### Instructions to follow:
Take from the listing each line that has the string "فیکلٹی".

[Dataset records]
»»

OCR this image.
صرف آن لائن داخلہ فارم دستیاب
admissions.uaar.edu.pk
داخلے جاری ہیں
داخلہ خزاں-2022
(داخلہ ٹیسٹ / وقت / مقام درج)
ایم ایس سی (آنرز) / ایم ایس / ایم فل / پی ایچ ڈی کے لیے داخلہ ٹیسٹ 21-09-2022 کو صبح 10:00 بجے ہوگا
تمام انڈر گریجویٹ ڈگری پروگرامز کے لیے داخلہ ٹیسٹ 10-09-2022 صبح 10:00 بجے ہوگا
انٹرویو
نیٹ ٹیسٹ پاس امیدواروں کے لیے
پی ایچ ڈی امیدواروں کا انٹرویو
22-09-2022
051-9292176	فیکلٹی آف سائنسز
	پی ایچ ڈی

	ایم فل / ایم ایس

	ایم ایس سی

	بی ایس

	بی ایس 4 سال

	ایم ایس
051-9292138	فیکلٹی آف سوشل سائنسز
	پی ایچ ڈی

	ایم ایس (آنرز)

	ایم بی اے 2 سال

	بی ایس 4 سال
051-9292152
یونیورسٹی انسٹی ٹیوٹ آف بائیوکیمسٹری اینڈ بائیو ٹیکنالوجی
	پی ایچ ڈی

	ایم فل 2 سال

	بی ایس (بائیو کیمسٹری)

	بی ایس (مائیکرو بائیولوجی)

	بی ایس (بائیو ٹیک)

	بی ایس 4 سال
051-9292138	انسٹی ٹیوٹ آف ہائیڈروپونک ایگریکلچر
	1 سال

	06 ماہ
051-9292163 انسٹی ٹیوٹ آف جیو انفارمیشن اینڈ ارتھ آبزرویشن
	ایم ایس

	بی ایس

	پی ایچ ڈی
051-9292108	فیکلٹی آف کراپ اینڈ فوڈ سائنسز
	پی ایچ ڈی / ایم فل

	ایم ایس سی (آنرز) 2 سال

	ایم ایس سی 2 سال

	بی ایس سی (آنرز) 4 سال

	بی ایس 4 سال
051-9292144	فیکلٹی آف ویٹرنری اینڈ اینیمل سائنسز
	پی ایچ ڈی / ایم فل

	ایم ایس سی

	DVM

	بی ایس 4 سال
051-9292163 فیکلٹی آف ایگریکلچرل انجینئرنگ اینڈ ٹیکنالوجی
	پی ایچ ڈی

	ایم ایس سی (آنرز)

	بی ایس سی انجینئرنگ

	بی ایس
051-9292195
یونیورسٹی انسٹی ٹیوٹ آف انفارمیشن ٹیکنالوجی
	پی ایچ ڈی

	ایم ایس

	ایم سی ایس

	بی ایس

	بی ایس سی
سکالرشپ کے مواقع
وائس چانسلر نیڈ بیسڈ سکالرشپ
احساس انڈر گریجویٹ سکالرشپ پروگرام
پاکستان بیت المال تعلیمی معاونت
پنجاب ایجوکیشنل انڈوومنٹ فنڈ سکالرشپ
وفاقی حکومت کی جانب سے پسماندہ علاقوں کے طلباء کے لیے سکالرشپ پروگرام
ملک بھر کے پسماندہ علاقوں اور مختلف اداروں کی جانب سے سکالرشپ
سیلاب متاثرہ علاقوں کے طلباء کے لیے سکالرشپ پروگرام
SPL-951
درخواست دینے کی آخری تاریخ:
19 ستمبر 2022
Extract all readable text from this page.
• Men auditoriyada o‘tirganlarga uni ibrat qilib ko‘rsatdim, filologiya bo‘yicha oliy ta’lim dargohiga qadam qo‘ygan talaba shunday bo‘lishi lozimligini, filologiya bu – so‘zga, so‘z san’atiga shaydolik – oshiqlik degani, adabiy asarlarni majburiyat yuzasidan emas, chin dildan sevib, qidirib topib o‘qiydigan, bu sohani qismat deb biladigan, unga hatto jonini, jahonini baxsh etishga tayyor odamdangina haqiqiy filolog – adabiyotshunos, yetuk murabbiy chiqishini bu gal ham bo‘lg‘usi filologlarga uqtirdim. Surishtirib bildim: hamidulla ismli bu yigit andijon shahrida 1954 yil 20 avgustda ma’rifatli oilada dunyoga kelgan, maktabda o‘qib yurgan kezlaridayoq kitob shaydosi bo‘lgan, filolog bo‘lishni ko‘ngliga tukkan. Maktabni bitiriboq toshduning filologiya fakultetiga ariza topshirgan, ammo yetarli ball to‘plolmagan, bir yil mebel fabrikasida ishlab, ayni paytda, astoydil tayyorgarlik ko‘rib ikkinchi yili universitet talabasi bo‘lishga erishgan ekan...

««

### Result of the exercise:
051-9292176	فیکلٹی آف سائنسز
051-9292138	فیکلٹی آف سوشل سائنسز
051-9292108	فیکلٹی آف کراپ اینڈ فوڈ سائنسز
051-9292144	فیکلٹی آف ویٹرنری اینڈ اینیمل سائنسز
051-9292163 فیکلٹی آف ایگریکلچرل انجینئرنگ اینڈ ٹیکنالوجی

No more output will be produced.